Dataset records

[BEGIN]

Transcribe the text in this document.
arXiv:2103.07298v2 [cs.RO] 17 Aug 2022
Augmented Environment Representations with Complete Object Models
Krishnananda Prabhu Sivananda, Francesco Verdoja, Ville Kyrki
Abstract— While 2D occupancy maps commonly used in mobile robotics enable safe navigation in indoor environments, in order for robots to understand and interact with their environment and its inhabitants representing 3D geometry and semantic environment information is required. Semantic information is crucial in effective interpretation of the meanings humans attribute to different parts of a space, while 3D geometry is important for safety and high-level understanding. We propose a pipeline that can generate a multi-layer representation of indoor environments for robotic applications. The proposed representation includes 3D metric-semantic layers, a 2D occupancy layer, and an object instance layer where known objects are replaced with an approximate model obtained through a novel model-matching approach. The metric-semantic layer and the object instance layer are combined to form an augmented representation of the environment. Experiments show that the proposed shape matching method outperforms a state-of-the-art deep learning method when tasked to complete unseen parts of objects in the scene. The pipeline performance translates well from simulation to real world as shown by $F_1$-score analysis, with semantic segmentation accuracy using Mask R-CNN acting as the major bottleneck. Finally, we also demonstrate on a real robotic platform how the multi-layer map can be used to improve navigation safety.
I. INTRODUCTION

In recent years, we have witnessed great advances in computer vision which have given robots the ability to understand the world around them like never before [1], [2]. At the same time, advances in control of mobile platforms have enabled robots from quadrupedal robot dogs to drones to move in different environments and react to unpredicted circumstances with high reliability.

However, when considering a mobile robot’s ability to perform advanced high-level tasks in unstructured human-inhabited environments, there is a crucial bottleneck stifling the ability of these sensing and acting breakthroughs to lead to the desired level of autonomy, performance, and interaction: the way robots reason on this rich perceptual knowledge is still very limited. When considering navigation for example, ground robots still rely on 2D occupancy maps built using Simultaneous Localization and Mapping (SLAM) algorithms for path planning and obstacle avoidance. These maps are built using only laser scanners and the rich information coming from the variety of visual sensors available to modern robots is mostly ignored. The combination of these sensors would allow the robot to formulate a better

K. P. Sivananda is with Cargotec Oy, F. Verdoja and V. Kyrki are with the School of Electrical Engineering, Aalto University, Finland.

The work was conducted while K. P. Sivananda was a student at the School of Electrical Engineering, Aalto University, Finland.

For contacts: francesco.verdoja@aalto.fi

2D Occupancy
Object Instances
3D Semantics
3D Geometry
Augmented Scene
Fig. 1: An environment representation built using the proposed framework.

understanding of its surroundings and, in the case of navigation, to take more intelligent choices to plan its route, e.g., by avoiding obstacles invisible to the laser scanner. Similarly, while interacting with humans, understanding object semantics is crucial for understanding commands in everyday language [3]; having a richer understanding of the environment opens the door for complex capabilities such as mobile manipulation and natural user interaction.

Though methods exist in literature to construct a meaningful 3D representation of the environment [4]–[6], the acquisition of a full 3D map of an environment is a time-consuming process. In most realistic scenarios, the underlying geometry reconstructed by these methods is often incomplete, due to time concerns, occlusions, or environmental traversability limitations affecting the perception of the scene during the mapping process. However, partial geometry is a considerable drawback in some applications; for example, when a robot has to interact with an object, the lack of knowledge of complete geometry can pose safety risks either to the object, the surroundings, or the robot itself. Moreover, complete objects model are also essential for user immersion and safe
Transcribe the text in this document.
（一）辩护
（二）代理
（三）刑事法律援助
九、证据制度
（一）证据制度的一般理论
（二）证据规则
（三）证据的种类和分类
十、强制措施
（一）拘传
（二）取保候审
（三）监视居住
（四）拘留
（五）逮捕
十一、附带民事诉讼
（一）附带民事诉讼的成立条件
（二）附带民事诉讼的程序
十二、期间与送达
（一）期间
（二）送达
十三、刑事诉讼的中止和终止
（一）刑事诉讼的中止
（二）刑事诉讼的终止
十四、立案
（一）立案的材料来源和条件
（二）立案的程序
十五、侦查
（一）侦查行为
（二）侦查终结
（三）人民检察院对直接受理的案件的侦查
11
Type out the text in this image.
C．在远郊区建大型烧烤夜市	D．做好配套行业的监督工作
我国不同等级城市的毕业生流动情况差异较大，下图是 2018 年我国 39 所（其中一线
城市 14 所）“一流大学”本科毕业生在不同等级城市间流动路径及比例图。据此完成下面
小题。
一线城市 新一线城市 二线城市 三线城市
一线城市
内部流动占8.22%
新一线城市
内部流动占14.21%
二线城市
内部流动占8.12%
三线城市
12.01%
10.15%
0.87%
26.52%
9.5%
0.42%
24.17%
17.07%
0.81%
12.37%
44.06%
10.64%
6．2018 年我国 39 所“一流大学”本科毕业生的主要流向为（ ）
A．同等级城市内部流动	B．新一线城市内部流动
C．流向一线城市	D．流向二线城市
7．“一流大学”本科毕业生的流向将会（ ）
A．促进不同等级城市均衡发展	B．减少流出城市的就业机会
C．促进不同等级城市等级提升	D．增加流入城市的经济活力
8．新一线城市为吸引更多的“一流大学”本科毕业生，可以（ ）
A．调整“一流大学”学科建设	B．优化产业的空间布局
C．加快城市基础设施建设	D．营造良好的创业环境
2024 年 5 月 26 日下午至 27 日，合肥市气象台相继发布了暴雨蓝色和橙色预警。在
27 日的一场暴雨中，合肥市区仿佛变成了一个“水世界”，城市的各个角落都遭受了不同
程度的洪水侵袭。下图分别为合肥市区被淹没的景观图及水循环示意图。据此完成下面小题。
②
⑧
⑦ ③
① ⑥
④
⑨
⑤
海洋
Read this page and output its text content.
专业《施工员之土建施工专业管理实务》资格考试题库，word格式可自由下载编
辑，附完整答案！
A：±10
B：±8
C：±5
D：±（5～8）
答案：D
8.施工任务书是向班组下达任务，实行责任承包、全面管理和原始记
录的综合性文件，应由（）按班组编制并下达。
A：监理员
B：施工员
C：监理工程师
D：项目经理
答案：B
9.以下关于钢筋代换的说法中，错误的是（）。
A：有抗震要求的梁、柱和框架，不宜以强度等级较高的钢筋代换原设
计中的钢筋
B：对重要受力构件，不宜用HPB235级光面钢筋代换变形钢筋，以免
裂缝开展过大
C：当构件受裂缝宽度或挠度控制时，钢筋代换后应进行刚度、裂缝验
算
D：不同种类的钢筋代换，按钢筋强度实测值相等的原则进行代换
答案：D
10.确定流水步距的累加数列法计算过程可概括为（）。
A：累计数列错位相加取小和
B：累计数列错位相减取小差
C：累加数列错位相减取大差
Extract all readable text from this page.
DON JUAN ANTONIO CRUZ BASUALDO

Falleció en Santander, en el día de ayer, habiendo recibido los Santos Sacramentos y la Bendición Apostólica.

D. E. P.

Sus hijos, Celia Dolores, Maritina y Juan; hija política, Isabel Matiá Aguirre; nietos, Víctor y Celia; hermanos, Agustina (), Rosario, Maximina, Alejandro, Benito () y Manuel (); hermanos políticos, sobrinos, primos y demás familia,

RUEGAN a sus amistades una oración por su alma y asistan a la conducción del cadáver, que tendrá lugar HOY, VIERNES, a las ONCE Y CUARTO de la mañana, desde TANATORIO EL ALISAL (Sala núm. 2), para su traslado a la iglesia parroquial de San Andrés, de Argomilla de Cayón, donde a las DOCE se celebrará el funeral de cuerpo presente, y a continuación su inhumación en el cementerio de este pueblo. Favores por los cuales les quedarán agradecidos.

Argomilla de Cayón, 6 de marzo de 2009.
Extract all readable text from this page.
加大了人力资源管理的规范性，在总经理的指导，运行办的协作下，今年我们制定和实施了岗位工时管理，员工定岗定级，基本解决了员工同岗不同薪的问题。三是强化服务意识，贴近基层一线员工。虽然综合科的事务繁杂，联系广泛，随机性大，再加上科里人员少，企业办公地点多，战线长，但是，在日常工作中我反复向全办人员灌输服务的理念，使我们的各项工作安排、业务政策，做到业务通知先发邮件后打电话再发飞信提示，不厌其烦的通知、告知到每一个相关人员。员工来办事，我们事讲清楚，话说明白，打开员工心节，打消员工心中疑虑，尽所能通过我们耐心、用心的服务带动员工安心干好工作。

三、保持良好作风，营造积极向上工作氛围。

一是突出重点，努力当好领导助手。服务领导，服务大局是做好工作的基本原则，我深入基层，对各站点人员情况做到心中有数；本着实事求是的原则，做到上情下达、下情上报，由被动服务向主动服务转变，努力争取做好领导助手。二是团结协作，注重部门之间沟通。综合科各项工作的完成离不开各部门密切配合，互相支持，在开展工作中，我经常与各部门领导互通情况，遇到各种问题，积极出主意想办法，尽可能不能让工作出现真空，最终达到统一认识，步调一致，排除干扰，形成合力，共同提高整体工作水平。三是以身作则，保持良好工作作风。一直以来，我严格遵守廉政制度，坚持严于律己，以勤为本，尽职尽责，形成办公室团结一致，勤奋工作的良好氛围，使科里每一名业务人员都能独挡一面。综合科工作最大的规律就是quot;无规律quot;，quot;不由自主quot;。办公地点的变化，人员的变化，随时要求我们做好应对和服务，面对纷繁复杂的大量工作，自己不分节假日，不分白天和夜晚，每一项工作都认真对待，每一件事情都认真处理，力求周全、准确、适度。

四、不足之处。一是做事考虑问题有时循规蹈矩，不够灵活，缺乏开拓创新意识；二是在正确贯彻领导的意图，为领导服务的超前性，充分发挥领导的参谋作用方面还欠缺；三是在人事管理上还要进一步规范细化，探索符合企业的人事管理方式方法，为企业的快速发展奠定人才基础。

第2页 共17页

[END]

## Required work
Write out every line of the entries that holds the word "Engineering".

## Exercise solution
K. P. Sivananda is with Cargotec Oy, F. Verdoja and V. Kyrki are with the School of Electrical Engineering, Aalto University, Finland.
The work was conducted while K. P. Sivananda was a student at the School of Electrical Engineering, Aalto University, Finland.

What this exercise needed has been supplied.